* [Objective]
Extract the listing in its entirety, keeping each line identical to the original.

# Start of Excerpted data

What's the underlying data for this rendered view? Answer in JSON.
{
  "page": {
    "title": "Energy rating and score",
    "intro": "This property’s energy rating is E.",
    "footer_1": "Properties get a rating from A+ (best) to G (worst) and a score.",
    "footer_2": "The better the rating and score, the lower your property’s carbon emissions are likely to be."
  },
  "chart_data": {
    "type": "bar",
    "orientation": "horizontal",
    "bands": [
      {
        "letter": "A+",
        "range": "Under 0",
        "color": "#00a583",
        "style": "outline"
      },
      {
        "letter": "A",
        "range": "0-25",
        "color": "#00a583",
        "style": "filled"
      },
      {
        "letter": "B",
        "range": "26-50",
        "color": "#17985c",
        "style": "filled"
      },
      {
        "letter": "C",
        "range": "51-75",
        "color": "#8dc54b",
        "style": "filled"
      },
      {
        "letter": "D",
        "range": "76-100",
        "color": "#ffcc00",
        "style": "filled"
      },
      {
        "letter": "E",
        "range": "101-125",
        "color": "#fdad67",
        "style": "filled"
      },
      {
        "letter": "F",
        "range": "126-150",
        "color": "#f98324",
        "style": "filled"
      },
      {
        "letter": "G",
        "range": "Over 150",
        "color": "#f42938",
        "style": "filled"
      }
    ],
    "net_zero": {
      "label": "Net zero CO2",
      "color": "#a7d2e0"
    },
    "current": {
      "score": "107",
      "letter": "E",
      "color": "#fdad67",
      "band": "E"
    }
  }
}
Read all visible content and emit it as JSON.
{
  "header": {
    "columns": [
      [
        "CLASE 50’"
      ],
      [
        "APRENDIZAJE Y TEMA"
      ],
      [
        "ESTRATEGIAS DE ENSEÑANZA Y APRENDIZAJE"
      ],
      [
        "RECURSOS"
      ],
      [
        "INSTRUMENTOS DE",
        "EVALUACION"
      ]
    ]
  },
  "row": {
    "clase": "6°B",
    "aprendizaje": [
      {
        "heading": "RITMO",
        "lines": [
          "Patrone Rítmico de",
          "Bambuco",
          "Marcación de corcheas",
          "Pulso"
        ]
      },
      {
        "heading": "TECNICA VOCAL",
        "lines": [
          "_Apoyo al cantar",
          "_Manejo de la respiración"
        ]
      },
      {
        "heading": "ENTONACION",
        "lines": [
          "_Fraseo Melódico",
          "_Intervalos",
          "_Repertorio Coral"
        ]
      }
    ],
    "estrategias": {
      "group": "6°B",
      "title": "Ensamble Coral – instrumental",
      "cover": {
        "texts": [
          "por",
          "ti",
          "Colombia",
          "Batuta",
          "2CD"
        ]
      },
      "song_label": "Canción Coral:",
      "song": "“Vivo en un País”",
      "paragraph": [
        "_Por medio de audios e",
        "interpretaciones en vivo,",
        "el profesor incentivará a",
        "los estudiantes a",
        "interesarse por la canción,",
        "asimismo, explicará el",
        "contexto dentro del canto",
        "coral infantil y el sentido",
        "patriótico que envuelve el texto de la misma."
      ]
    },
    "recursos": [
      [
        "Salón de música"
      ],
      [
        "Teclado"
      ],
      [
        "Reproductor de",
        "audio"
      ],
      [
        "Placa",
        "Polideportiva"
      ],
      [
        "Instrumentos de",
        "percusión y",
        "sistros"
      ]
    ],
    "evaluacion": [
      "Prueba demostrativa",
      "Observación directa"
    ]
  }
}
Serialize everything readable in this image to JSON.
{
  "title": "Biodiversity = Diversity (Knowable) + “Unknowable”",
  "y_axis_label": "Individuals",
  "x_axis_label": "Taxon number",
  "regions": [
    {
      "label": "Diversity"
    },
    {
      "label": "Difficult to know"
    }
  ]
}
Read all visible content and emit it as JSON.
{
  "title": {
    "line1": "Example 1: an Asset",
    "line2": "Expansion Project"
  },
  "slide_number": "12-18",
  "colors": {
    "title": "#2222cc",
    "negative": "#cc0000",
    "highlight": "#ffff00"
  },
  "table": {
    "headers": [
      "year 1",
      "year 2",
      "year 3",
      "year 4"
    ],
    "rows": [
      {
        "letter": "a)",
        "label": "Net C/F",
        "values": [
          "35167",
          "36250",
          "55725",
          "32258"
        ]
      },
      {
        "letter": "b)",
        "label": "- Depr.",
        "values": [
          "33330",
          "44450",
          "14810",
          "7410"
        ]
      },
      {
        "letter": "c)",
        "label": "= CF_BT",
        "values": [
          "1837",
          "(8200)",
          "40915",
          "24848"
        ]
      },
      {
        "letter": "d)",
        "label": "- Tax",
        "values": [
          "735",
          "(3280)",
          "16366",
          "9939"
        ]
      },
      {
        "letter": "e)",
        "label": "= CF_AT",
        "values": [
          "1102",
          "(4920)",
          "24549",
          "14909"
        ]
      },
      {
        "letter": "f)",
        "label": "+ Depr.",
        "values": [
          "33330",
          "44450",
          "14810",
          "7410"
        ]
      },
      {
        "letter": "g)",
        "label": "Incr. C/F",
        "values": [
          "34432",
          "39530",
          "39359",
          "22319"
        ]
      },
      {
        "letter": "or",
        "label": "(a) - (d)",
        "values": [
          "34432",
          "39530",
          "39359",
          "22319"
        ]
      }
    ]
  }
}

# End of Excerpted data

* [Response to this task]
What's the underlying data for this rendered view? Answer in JSON.
{
  "page": {
    "title": "Energy rating and score",
    "intro": "This property’s energy rating is E.",
    "footer_1": "Properties get a rating from A+ (best) to G (worst) and a score.",
    "footer_2": "The better the rating and score, the lower your property’s carbon emissions are likely to be."
  },
  "chart_data": {
    "type": "bar",
    "orientation": "horizontal",
    "bands": [
      {
        "letter": "A+",
        "range": "Under 0",
        "color": "#00a583",
        "style": "outline"
      },
      {
        "letter": "A",
        "range": "0-25",
        "color": "#00a583",
        "style": "filled"
      },
      {
        "letter": "B",
        "range": "26-50",
        "color": "#17985c",
        "style": "filled"
      },
      {
        "letter": "C",
        "range": "51-75",
        "color": "#8dc54b",
        "style": "filled"
      },
      {
        "letter": "D",
        "range": "76-100",
        "color": "#ffcc00",
        "style": "filled"
      },
      {
        "letter": "E",
        "range": "101-125",
        "color": "#fdad67",
        "style": "filled"
      },
      {
        "letter": "F",
        "range": "126-150",
        "color": "#f98324",
        "style": "filled"
      },
      {
        "letter": "G",
        "range": "Over 150",
        "color": "#f42938",
        "style": "filled"
      }
    ],
    "net_zero": {
      "label": "Net zero CO2",
      "color": "#a7d2e0"
    },
    "current": {
      "score": "107",
      "letter": "E",
      "color": "#fdad67",
      "band": "E"
    }
  }
}
Read all visible content and emit it as JSON.
{
  "header": {
    "columns": [
      [
        "CLASE 50’"
      ],
      [
        "APRENDIZAJE Y TEMA"
      ],
      [
        "ESTRATEGIAS DE ENSEÑANZA Y APRENDIZAJE"
      ],
      [
        "RECURSOS"
      ],
      [
        "INSTRUMENTOS DE",
        "EVALUACION"
      ]
    ]
  },
  "row": {
    "clase": "6°B",
    "aprendizaje": [
      {
        "heading": "RITMO",
        "lines": [
          "Patrone Rítmico de",
          "Bambuco",
          "Marcación de corcheas",
          "Pulso"
        ]
      },
      {
        "heading": "TECNICA VOCAL",
        "lines": [
          "_Apoyo al cantar",
          "_Manejo de la respiración"
        ]
      },
      {
        "heading": "ENTONACION",
        "lines": [
          "_Fraseo Melódico",
          "_Intervalos",
          "_Repertorio Coral"
        ]
      }
    ],
    "estrategias": {
      "group": "6°B",
      "title": "Ensamble Coral – instrumental",
      "cover": {
        "texts": [
          "por",
          "ti",
          "Colombia",
          "Batuta",
          "2CD"
        ]
      },
      "song_label": "Canción Coral:",
      "song": "“Vivo en un País”",
      "paragraph": [
        "_Por medio de audios e",
        "interpretaciones en vivo,",
        "el profesor incentivará a",
        "los estudiantes a",
        "interesarse por la canción,",
        "asimismo, explicará el",
        "contexto dentro del canto",
        "coral infantil y el sentido",
        "patriótico que envuelve el texto de la misma."
      ]
    },
    "recursos": [
      [
        "Salón de música"
      ],
      [
        "Teclado"
      ],
      [
        "Reproductor de",
        "audio"
      ],
      [
        "Placa",
        "Polideportiva"
      ],
      [
        "Instrumentos de",
        "percusión y",
        "sistros"
      ]
    ],
    "evaluacion": [
      "Prueba demostrativa",
      "Observación directa"
    ]
  }
}
Serialize everything readable in this image to JSON.
{
  "title": "Biodiversity = Diversity (Knowable) + “Unknowable”",
  "y_axis_label": "Individuals",
  "x_axis_label": "Taxon number",
  "regions": [
    {
      "label": "Diversity"
    },
    {
      "label": "Difficult to know"
    }
  ]
}
Read all visible content and emit it as JSON.
{
  "title": {
    "line1": "Example 1: an Asset",
    "line2": "Expansion Project"
  },
  "slide_number": "12-18",
  "colors": {
    "title": "#2222cc",
    "negative": "#cc0000",
    "highlight": "#ffff00"
  },
  "table": {
    "headers": [
      "year 1",
      "year 2",
      "year 3",
      "year 4"
    ],
    "rows": [
      {
        "letter": "a)",
        "label": "Net C/F",
        "values": [
          "35167",
          "36250",
          "55725",
          "32258"
        ]
      },
      {
        "letter": "b)",
        "label": "- Depr.",
        "values": [
          "33330",
          "44450",
          "14810",
          "7410"
        ]
      },
      {
        "letter": "c)",
        "label": "= CF_BT",
        "values": [
          "1837",
          "(8200)",
          "40915",
          "24848"
        ]
      },
      {
        "letter": "d)",
        "label": "- Tax",
        "values": [
          "735",
          "(3280)",
          "16366",
          "9939"
        ]
      },
      {
        "letter": "e)",
        "label": "= CF_AT",
        "values": [
          "1102",
          "(4920)",
          "24549",
          "14909"
        ]
      },
      {
        "letter": "f)",
        "label": "+ Depr.",
        "values": [
          "33330",
          "44450",
          "14810",
          "7410"
        ]
      },
      {
        "letter": "g)",
        "label": "Incr. C/F",
        "values": [
          "34432",
          "39530",
          "39359",
          "22319"
        ]
      },
      {
        "letter": "or",
        "label": "(a) - (d)",
        "values": [
          "34432",
          "39530",
          "39359",
          "22319"
        ]
      }
    ]
  }
}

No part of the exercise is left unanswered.